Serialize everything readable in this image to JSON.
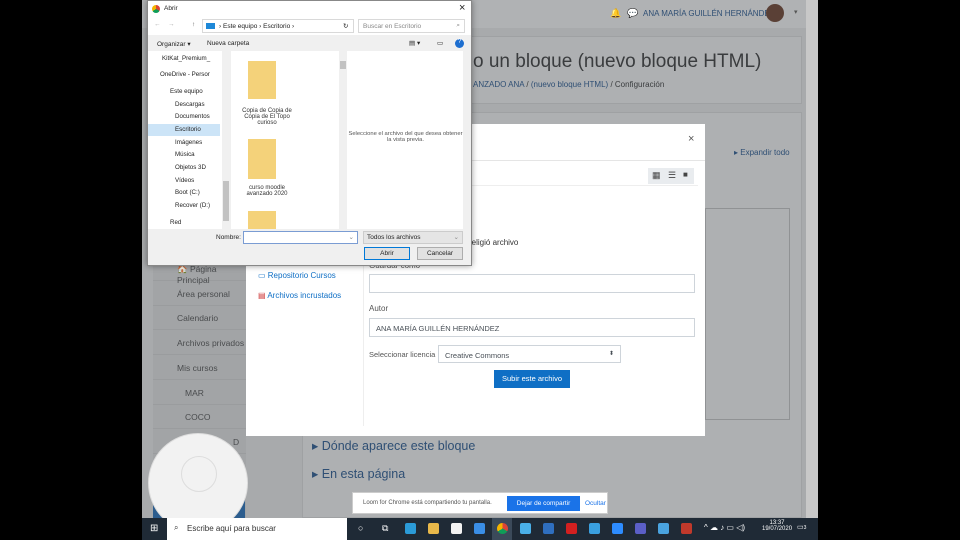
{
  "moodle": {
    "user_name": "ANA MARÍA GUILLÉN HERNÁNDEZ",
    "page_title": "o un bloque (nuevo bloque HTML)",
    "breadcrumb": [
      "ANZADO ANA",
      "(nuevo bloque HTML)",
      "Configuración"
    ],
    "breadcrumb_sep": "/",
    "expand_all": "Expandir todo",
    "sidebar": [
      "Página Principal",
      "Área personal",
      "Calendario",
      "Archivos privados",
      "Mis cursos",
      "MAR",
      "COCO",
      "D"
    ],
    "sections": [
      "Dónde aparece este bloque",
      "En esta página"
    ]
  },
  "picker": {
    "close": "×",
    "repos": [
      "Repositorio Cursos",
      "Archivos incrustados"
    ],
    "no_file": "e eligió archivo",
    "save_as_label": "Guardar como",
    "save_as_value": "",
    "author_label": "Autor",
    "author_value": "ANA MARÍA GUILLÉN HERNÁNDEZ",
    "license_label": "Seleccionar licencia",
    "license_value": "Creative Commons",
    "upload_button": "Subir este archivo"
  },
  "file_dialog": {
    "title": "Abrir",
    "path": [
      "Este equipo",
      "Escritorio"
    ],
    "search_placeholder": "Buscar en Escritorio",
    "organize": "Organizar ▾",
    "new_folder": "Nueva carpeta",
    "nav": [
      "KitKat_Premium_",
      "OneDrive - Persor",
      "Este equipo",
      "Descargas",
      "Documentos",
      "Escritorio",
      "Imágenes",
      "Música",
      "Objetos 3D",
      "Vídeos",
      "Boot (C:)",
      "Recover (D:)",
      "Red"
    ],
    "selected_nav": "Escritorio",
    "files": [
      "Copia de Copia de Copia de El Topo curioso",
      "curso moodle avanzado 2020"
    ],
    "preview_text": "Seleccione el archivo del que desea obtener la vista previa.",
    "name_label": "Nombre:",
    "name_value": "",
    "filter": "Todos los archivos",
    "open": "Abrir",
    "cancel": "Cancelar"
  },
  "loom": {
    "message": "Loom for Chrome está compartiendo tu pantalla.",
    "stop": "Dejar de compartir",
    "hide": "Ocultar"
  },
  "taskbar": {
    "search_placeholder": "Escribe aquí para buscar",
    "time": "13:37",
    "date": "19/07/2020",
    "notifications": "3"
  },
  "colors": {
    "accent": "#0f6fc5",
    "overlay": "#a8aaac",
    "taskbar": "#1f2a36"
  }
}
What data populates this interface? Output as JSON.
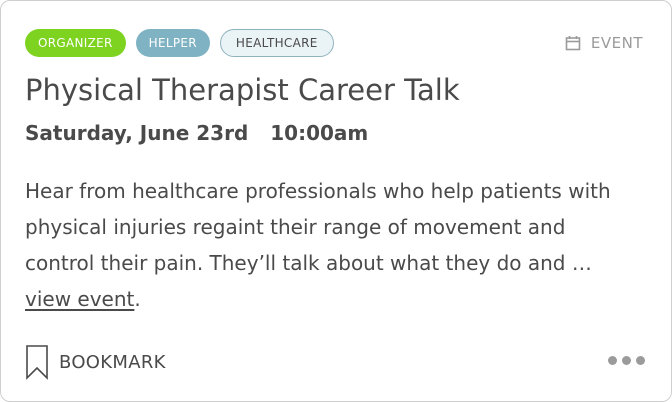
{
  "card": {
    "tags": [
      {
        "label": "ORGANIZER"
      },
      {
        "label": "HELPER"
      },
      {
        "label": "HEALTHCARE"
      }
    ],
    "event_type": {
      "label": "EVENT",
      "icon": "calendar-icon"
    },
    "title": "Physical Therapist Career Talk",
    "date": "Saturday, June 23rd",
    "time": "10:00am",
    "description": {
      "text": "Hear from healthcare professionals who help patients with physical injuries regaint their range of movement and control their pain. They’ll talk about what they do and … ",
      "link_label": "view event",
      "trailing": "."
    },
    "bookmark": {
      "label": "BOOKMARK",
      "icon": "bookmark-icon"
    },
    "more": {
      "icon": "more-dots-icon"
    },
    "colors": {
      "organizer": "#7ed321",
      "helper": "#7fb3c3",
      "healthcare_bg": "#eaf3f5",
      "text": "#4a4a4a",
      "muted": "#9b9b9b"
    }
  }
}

════════════════════

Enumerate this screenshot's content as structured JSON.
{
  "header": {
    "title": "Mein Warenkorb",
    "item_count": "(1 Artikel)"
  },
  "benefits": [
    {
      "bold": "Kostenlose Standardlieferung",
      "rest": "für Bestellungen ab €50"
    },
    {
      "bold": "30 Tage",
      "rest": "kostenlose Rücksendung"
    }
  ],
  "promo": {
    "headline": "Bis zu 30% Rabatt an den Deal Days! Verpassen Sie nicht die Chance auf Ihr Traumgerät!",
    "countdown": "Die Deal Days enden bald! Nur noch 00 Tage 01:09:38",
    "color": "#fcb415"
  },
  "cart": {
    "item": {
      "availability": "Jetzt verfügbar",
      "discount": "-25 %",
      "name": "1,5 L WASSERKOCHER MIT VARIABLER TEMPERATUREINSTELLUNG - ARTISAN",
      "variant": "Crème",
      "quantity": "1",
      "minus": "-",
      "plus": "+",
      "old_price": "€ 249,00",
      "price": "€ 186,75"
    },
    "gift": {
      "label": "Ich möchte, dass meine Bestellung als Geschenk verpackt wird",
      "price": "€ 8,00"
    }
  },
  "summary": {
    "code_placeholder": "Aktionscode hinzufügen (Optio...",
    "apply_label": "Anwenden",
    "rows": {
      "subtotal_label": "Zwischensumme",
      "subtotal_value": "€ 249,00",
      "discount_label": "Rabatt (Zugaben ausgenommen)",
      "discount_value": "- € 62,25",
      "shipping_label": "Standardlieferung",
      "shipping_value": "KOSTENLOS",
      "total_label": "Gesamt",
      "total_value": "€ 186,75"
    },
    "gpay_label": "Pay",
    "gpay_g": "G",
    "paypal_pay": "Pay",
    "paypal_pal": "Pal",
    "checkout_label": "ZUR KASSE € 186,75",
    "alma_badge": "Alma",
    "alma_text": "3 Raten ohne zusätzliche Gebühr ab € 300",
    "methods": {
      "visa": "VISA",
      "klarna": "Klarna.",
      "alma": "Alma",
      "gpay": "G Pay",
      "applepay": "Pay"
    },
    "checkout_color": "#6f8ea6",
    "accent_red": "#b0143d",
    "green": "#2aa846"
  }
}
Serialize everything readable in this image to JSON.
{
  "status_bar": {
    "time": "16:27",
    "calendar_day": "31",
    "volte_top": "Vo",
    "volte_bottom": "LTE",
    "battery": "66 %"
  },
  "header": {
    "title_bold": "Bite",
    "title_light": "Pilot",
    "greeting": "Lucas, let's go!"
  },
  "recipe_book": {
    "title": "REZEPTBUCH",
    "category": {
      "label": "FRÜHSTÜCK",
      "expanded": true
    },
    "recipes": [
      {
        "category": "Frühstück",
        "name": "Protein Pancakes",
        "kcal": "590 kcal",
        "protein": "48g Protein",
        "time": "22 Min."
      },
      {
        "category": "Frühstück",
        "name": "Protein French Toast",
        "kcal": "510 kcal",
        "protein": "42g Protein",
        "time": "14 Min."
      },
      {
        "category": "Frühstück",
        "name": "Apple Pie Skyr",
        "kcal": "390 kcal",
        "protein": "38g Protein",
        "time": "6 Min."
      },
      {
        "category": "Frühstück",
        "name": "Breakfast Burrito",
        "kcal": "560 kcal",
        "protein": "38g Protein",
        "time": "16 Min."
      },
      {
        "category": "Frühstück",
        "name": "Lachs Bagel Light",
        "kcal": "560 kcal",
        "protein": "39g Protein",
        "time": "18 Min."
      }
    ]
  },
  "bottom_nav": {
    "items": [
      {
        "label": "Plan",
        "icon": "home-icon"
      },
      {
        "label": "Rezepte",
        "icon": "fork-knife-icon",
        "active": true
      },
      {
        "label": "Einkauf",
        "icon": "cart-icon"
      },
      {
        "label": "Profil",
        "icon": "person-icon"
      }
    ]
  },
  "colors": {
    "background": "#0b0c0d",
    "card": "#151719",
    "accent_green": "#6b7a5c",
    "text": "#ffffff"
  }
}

════════════════════

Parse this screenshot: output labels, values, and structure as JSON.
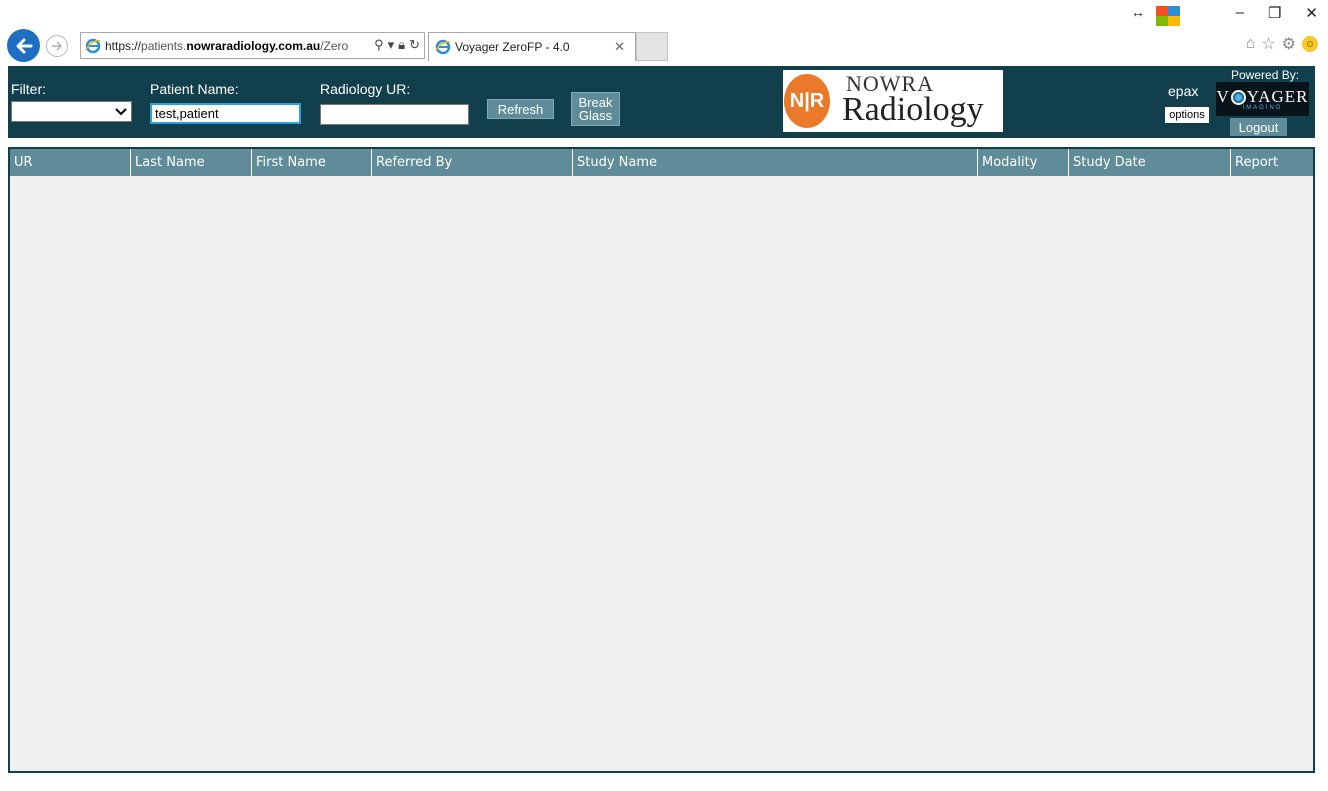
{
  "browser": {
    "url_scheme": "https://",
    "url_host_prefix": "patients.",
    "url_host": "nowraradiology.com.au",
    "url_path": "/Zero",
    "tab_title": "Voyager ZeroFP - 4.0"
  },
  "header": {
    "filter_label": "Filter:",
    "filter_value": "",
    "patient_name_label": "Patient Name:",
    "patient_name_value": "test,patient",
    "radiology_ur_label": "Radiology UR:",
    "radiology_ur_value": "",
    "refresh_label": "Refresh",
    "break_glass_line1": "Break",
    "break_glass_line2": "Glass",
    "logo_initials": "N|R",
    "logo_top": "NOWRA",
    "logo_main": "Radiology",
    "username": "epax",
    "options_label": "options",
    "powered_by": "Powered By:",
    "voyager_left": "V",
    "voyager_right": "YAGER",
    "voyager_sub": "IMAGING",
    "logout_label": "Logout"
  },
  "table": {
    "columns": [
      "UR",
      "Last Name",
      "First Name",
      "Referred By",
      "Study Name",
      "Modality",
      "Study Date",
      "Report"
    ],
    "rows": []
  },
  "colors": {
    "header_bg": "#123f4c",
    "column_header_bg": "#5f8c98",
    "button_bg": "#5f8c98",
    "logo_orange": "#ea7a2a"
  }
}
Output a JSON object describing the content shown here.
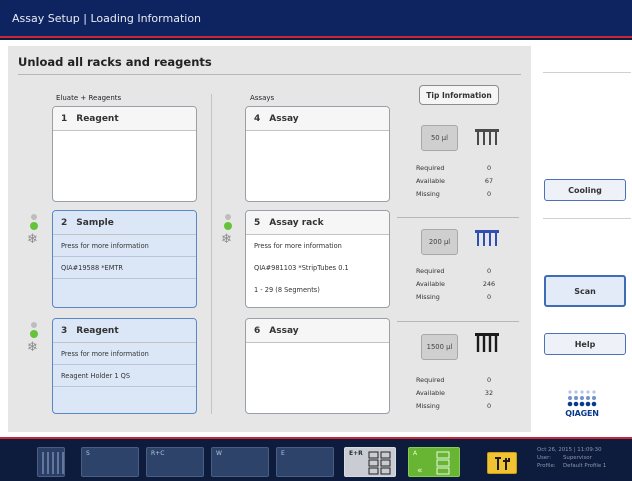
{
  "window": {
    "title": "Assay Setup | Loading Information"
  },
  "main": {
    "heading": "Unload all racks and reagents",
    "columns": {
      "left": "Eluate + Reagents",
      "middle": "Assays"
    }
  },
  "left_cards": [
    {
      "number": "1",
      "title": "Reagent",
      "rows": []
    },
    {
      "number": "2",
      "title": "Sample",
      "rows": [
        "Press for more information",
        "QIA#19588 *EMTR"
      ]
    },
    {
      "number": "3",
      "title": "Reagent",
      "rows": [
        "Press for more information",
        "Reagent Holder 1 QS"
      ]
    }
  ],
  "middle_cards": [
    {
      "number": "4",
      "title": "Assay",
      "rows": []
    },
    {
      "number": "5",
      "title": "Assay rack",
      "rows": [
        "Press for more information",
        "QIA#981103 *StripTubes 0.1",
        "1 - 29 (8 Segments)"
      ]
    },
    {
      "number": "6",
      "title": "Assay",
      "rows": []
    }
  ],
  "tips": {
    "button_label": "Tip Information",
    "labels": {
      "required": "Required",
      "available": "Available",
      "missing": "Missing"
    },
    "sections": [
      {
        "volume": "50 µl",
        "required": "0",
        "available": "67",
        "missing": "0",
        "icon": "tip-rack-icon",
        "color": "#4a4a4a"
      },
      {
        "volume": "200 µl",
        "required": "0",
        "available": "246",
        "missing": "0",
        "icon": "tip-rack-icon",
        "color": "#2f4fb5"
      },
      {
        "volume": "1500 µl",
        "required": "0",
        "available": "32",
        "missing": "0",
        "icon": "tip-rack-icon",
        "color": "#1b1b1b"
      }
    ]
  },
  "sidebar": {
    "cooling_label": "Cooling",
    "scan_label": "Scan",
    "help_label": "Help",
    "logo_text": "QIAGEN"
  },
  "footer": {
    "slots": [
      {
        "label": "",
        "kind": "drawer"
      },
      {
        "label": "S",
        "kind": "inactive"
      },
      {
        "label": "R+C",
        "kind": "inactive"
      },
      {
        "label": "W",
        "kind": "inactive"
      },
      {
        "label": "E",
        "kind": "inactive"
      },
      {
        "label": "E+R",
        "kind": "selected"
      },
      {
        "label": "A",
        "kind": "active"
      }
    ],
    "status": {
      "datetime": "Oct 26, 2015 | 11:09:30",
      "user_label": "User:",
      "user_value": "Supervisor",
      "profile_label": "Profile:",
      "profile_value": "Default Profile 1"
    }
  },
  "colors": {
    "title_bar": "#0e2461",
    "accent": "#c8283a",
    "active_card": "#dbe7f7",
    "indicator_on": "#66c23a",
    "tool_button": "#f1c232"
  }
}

════════════════════

--- INSTRUCTIONS TO FOLLOW ---
Pull out every line in the data above that has the word "HERNÁNDEZ".

--- PROBLEM SOLUTION ---
    "user_name": "ANA MARÍA GUILLÉN HERNÁNDEZ",
    "author_value": "ANA MARÍA GUILLÉN HERNÁNDEZ",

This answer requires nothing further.